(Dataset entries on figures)

-- begin --

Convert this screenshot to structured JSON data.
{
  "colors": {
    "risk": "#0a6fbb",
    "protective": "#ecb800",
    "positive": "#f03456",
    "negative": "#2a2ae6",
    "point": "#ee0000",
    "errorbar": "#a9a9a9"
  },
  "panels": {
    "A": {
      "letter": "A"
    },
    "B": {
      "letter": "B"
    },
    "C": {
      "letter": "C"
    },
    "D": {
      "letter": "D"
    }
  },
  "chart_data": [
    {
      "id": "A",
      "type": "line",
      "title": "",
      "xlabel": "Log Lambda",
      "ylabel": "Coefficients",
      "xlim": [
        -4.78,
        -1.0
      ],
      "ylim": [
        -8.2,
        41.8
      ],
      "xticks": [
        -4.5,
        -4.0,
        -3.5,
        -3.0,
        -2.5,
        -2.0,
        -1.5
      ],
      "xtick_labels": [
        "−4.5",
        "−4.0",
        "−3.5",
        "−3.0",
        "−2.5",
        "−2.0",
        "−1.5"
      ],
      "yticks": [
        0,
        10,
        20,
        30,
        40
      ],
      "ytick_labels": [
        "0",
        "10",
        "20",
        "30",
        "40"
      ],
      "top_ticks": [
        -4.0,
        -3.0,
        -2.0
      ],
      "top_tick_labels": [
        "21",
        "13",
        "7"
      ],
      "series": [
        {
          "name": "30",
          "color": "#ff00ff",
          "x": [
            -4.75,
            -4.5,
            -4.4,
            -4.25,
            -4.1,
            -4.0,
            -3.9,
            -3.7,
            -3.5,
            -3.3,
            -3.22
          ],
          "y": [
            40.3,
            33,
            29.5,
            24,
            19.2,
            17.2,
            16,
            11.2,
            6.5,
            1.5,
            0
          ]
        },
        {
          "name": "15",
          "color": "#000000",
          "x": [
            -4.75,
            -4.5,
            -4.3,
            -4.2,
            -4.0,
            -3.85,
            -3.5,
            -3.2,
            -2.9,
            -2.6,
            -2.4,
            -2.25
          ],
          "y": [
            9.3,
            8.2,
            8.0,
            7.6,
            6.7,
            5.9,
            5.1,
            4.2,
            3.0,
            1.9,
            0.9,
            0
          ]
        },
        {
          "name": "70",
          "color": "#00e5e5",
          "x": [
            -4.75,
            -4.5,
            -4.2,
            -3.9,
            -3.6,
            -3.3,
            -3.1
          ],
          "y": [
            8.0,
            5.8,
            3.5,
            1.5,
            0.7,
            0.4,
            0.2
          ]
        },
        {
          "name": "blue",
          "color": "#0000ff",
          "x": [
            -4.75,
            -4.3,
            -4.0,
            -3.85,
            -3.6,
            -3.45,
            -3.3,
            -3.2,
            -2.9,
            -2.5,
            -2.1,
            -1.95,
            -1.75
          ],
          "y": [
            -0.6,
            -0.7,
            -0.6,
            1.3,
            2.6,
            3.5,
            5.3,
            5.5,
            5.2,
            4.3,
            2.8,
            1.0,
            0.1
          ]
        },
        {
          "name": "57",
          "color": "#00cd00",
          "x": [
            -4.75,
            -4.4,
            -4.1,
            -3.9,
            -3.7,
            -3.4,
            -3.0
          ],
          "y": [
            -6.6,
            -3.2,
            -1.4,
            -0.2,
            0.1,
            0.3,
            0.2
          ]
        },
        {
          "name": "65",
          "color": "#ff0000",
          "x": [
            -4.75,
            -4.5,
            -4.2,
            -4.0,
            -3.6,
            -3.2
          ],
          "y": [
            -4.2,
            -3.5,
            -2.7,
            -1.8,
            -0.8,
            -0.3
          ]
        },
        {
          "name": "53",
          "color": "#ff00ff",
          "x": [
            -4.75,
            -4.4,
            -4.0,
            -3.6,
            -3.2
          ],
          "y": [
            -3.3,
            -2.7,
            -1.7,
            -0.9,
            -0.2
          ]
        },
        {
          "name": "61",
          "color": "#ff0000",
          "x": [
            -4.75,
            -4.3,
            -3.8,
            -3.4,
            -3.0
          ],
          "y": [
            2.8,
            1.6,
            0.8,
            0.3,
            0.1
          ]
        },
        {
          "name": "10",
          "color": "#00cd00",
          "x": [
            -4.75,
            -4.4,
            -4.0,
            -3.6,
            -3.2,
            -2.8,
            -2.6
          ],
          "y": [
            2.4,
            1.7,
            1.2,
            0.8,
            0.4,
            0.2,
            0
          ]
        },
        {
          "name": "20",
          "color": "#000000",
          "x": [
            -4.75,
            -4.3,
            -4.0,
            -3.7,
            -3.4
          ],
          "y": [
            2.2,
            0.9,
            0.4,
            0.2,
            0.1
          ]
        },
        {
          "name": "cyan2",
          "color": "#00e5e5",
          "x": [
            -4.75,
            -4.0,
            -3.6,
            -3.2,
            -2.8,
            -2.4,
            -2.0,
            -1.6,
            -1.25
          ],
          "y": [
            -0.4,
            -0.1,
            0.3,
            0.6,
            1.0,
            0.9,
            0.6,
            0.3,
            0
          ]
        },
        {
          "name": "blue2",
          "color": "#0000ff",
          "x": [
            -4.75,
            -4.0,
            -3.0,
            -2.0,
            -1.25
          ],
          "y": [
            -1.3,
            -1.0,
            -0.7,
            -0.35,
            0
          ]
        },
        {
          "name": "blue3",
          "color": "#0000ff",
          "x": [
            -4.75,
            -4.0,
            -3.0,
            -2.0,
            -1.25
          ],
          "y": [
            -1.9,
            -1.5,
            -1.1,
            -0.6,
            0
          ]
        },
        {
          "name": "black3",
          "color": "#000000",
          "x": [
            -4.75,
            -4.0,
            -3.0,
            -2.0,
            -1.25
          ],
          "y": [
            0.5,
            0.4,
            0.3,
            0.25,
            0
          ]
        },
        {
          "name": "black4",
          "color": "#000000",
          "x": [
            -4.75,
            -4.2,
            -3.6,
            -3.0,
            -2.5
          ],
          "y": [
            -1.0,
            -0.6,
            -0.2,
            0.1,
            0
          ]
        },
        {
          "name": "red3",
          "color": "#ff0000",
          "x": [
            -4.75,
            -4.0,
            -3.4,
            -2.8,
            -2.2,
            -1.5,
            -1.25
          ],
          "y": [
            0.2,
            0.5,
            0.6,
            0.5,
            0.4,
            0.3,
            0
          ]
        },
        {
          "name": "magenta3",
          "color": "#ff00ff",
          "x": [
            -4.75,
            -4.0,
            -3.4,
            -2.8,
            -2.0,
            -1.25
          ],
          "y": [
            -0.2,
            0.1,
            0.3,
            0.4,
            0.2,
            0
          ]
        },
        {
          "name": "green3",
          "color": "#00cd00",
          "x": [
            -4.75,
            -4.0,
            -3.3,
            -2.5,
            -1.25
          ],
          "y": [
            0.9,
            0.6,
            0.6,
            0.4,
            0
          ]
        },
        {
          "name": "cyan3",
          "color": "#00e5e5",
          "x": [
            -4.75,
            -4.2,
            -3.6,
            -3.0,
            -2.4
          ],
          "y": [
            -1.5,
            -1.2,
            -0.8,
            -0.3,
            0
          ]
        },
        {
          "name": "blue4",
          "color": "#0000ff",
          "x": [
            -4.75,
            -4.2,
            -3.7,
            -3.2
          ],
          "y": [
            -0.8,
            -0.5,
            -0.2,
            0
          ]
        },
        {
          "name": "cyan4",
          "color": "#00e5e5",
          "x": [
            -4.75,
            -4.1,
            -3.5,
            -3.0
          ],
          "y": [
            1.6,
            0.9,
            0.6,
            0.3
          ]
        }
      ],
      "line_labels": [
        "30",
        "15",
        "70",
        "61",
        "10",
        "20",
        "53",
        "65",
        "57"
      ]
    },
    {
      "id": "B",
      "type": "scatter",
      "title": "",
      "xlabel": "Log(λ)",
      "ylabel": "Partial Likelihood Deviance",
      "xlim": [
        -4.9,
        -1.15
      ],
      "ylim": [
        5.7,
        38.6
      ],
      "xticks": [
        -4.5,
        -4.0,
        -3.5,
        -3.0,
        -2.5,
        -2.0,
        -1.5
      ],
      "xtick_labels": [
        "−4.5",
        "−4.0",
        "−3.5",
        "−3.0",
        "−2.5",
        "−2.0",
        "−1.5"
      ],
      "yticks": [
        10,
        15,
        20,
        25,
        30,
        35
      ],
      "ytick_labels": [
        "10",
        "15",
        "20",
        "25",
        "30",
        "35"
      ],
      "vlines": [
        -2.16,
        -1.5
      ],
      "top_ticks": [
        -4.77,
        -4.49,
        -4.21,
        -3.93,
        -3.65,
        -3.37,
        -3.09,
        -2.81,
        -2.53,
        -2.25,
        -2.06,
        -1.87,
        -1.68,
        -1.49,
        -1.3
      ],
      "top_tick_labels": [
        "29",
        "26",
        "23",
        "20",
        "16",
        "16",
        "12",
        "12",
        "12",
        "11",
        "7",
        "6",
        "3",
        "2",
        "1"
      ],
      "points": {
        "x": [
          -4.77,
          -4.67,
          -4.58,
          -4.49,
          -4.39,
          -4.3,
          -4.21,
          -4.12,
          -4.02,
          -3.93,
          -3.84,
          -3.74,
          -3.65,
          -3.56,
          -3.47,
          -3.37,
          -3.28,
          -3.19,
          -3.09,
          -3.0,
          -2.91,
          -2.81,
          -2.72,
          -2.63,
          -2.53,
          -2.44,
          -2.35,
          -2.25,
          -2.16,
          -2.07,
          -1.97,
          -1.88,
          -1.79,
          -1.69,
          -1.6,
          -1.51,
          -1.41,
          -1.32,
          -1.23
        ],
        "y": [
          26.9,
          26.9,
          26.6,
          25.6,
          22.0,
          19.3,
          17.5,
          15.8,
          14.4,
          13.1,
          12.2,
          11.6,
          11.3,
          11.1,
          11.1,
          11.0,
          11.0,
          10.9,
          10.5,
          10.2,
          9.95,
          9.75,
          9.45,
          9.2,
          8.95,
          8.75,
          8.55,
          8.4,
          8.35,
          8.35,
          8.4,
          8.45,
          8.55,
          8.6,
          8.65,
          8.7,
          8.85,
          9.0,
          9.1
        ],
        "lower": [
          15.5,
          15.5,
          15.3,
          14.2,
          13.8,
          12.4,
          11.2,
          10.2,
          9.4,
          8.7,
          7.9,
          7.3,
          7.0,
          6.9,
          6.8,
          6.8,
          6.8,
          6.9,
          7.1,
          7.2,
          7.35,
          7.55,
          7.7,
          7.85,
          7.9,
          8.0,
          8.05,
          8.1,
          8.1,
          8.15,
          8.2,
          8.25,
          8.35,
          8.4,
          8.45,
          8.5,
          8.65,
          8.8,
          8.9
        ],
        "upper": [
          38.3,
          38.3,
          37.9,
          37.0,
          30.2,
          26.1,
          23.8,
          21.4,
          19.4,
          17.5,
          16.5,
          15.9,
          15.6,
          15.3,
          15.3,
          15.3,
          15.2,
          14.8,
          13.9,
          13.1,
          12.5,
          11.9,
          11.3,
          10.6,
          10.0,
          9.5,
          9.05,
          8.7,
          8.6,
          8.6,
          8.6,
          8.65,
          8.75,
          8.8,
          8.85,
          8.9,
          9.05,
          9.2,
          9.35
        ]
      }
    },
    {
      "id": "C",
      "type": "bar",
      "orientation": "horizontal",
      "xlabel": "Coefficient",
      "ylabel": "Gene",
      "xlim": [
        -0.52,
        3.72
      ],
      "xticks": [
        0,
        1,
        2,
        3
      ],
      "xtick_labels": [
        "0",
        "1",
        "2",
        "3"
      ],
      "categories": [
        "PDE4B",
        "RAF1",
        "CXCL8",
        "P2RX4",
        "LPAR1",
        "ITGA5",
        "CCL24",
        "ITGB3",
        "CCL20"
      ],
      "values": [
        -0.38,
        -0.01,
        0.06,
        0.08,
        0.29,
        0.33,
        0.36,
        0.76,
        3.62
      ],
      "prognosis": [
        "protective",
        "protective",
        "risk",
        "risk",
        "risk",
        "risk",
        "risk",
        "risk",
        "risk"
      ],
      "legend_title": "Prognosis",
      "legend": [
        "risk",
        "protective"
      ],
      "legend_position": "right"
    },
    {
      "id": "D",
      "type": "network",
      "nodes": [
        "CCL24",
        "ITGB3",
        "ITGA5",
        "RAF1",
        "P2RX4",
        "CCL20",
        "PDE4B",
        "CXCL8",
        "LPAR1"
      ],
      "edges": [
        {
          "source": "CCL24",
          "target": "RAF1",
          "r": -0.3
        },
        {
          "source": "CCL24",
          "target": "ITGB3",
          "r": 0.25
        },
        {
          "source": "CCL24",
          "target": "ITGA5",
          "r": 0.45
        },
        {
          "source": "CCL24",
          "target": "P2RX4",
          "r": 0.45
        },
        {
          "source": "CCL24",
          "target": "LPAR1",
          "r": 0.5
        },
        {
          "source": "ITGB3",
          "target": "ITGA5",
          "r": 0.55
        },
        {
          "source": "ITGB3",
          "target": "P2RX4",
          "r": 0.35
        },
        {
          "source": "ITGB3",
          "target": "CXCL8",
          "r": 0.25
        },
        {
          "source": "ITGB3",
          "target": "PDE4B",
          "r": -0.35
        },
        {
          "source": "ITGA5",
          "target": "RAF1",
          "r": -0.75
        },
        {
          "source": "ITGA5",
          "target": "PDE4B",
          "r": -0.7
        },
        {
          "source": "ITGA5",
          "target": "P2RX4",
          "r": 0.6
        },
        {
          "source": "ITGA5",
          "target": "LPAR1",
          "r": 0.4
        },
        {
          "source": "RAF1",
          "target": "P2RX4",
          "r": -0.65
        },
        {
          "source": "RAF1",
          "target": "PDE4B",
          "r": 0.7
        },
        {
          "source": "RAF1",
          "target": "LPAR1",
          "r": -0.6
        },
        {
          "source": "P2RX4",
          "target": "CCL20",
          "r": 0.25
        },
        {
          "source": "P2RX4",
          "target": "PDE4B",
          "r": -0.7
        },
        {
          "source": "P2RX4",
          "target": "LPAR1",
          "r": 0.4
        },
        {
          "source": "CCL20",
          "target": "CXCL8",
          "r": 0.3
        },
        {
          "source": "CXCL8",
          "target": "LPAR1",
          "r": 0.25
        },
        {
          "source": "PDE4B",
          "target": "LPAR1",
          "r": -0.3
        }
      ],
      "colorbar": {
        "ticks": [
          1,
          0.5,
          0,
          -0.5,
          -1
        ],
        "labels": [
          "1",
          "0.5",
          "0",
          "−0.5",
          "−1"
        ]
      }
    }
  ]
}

-- end --

• _EXERCISE REQUIREMENTS_: Copy out every line that includes the word "xlabel".

• _ANSWER TO THE EXERCISE_:
      "xlabel": "Log Lambda",
      "xlabel": "Log(λ)",
      "xlabel": "Coefficient",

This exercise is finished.